Written task:
Give back a single number, the count of lines containing the word "ffffff".

Data listing:
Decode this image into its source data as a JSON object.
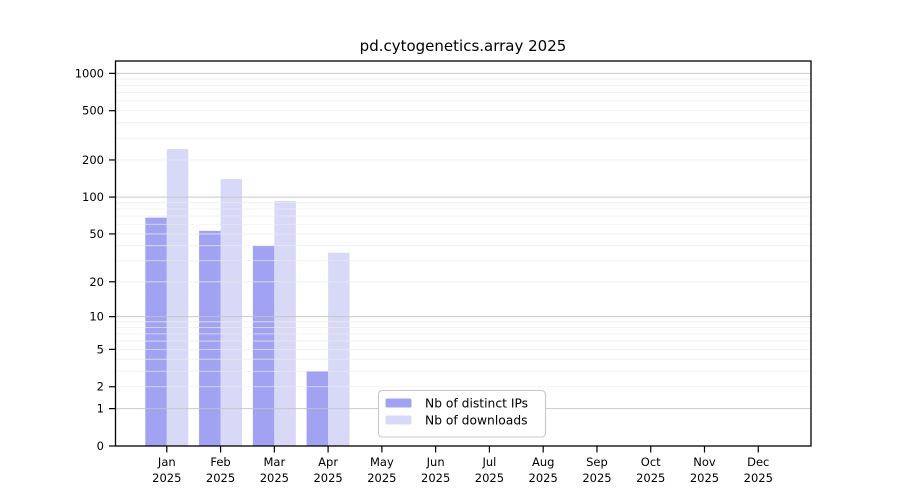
{
  "chart_data": {
    "type": "bar",
    "title": "pd.cytogenetics.array 2025",
    "x_tick_year": "2025",
    "categories": [
      "Jan",
      "Feb",
      "Mar",
      "Apr",
      "May",
      "Jun",
      "Jul",
      "Aug",
      "Sep",
      "Oct",
      "Nov",
      "Dec"
    ],
    "series": [
      {
        "name": "Nb of distinct IPs",
        "color": "#a2a2f2",
        "values": [
          68,
          53,
          40,
          3,
          null,
          null,
          null,
          null,
          null,
          null,
          null,
          null
        ]
      },
      {
        "name": "Nb of downloads",
        "color": "#d8d8f7",
        "values": [
          245,
          140,
          93,
          35,
          null,
          null,
          null,
          null,
          null,
          null,
          null,
          null
        ]
      }
    ],
    "y_axis": {
      "scale": "log10(1+value)",
      "tick_values": [
        0,
        1,
        2,
        5,
        10,
        20,
        50,
        100,
        200,
        500,
        1000
      ],
      "major_grid_values": [
        1,
        10,
        100,
        1000
      ],
      "minor_grid_values": [
        2,
        3,
        4,
        5,
        6,
        7,
        8,
        9,
        20,
        30,
        40,
        50,
        60,
        70,
        80,
        90,
        200,
        300,
        400,
        500,
        600,
        700,
        800,
        900
      ],
      "range_t": [
        0,
        3.1
      ]
    },
    "legend": {
      "position": "bottom-center-inside",
      "entries": [
        "Nb of distinct IPs",
        "Nb of downloads"
      ]
    },
    "grid": true
  },
  "colors": {
    "background": "#ffffff",
    "axis": "#000000",
    "major_grid": "#c3c3c3",
    "minor_grid": "#ececec",
    "legend_border": "#c8c8c8",
    "legend_background": "#ffffff",
    "bar_distinct_ips": "#a2a2f2",
    "bar_downloads": "#d8d8f7"
  }
}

The response:
2